Aim of the exercise →
Write the material out again exactly as it stands.

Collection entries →
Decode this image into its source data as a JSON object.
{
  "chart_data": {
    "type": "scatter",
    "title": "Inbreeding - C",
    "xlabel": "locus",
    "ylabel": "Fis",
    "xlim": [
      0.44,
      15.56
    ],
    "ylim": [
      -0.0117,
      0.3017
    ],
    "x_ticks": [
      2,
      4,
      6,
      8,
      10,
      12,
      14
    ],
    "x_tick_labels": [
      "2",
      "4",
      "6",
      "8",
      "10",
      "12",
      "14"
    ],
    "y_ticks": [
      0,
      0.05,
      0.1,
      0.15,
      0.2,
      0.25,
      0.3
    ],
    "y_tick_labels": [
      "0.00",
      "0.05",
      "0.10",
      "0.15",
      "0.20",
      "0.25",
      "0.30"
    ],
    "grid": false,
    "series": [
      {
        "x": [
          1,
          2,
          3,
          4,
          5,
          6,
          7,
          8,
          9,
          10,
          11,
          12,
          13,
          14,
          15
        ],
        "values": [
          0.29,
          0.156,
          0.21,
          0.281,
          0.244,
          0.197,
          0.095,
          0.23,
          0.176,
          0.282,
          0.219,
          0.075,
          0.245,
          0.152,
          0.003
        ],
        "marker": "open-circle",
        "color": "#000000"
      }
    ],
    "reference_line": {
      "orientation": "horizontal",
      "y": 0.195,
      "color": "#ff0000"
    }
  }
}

Written solution →
Decode this image into its source data as a JSON object.
{
  "chart_data": {
    "type": "scatter",
    "title": "Inbreeding - C",
    "xlabel": "locus",
    "ylabel": "Fis",
    "xlim": [
      0.44,
      15.56
    ],
    "ylim": [
      -0.0117,
      0.3017
    ],
    "x_ticks": [
      2,
      4,
      6,
      8,
      10,
      12,
      14
    ],
    "x_tick_labels": [
      "2",
      "4",
      "6",
      "8",
      "10",
      "12",
      "14"
    ],
    "y_ticks": [
      0,
      0.05,
      0.1,
      0.15,
      0.2,
      0.25,
      0.3
    ],
    "y_tick_labels": [
      "0.00",
      "0.05",
      "0.10",
      "0.15",
      "0.20",
      "0.25",
      "0.30"
    ],
    "grid": false,
    "series": [
      {
        "x": [
          1,
          2,
          3,
          4,
          5,
          6,
          7,
          8,
          9,
          10,
          11,
          12,
          13,
          14,
          15
        ],
        "values": [
          0.29,
          0.156,
          0.21,
          0.281,
          0.244,
          0.197,
          0.095,
          0.23,
          0.176,
          0.282,
          0.219,
          0.075,
          0.245,
          0.152,
          0.003
        ],
        "marker": "open-circle",
        "color": "#000000"
      }
    ],
    "reference_line": {
      "orientation": "horizontal",
      "y": 0.195,
      "color": "#ff0000"
    }
  }
}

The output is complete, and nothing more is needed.